◆ Given exercise:
Scan the lines below; pull out those with "Nhật".

— BEGIN —

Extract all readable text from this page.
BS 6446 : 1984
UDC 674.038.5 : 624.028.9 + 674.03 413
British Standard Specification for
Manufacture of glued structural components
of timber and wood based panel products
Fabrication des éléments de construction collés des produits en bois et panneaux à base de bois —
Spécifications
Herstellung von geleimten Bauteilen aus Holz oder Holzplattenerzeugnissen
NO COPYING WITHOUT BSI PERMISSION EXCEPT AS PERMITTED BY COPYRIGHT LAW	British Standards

— END —
— BEGIN —

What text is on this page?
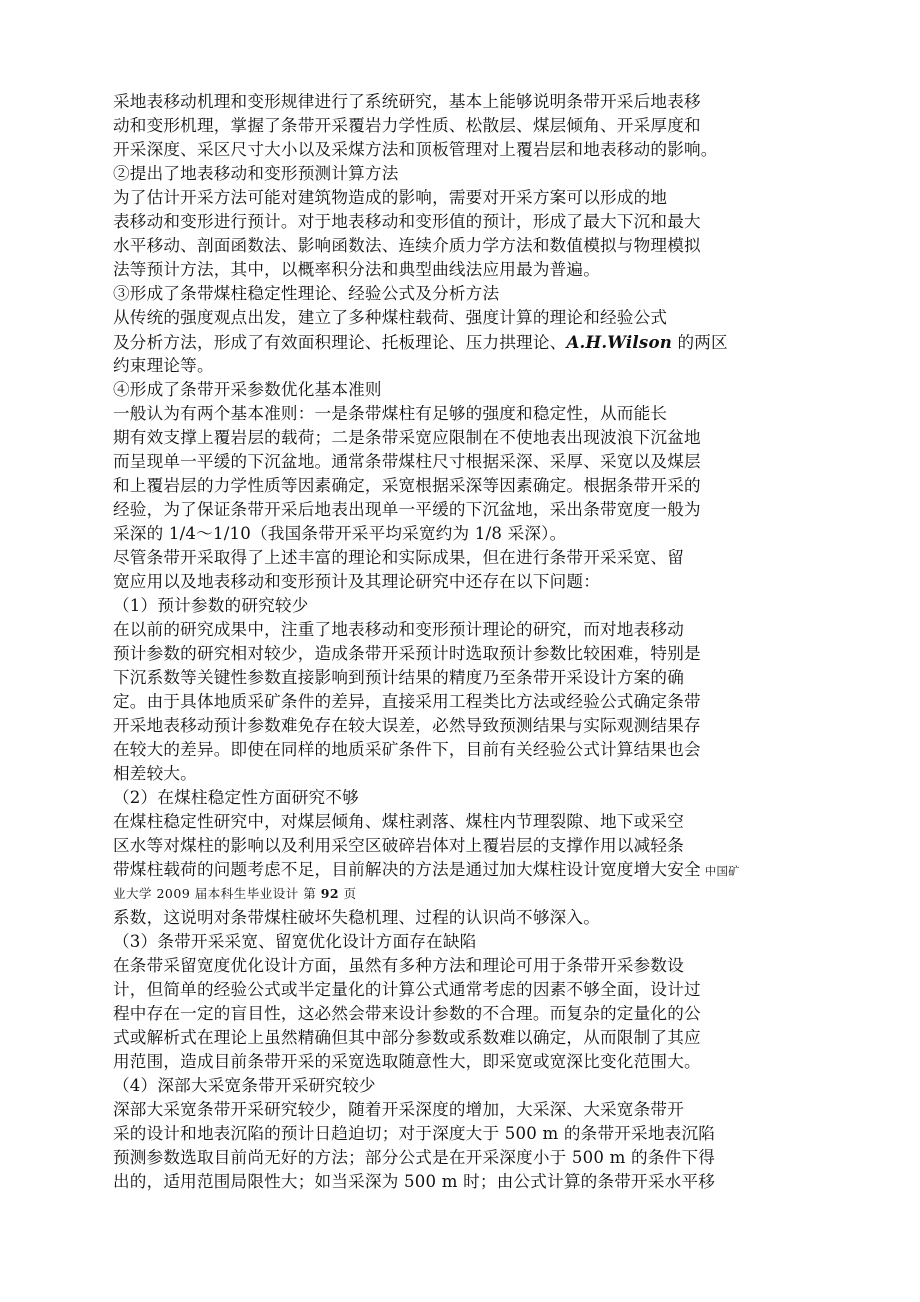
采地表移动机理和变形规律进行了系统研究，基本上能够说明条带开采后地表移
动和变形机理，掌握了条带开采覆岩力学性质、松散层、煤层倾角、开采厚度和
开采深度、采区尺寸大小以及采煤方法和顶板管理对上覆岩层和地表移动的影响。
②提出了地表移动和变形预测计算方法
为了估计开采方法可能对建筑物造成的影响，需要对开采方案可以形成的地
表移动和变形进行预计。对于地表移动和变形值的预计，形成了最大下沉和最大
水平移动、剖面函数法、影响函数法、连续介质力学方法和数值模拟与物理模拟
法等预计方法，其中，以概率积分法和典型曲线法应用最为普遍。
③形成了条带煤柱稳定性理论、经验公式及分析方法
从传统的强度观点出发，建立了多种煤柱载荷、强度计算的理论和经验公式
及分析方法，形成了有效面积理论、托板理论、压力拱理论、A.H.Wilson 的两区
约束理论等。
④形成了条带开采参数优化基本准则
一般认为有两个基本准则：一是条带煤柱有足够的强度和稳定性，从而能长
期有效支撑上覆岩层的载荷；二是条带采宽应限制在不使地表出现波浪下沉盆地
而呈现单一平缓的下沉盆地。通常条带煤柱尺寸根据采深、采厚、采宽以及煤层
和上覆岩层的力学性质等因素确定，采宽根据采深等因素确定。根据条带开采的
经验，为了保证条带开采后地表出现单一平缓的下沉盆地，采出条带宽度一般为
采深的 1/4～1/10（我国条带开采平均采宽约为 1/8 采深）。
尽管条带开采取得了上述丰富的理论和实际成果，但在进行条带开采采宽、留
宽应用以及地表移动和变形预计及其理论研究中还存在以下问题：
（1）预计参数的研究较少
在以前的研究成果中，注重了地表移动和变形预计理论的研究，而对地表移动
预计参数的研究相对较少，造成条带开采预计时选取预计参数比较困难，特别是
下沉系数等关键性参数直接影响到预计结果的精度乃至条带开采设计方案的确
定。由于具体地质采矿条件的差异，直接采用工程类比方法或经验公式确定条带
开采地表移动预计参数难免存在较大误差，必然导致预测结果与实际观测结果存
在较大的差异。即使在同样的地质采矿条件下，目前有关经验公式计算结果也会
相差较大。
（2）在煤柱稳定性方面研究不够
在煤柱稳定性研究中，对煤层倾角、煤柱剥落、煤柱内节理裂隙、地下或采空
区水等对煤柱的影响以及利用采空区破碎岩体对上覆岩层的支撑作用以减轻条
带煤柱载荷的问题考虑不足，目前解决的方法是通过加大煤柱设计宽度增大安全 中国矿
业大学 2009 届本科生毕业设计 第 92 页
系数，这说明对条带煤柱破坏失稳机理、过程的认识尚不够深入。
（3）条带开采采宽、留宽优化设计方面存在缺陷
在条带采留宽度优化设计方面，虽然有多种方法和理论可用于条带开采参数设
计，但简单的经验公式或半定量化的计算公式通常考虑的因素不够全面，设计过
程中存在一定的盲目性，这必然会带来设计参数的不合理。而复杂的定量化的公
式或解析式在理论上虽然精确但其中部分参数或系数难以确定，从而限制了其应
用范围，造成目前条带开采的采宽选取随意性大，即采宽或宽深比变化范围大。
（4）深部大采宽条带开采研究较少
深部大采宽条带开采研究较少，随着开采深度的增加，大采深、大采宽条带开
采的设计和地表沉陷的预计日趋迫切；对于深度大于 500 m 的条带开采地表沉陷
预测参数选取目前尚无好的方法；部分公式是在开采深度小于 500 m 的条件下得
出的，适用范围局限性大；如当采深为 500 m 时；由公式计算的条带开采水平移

— END —
— BEGIN —

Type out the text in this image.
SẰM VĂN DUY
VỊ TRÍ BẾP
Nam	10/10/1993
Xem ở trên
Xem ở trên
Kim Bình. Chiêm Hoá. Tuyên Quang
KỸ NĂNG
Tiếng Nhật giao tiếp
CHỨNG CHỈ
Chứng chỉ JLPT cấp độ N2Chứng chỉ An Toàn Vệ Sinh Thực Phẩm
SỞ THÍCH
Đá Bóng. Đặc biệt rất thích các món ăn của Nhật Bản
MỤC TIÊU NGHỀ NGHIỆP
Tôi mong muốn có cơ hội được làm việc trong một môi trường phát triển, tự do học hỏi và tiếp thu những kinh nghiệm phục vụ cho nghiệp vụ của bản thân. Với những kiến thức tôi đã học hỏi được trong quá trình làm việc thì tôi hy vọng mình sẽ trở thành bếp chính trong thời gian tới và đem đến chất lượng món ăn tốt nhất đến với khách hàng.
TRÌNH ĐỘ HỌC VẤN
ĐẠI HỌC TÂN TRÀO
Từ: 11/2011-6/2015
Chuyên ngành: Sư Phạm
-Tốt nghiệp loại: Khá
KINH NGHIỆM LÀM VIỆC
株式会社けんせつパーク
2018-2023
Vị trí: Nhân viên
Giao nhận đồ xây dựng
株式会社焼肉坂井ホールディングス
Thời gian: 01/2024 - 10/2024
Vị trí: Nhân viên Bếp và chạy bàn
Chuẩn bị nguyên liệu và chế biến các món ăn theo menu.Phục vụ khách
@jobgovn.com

— END —

◆ Full output:
Tiếng Nhật giao tiếp
Đá Bóng. Đặc biệt rất thích các món ăn của Nhật Bản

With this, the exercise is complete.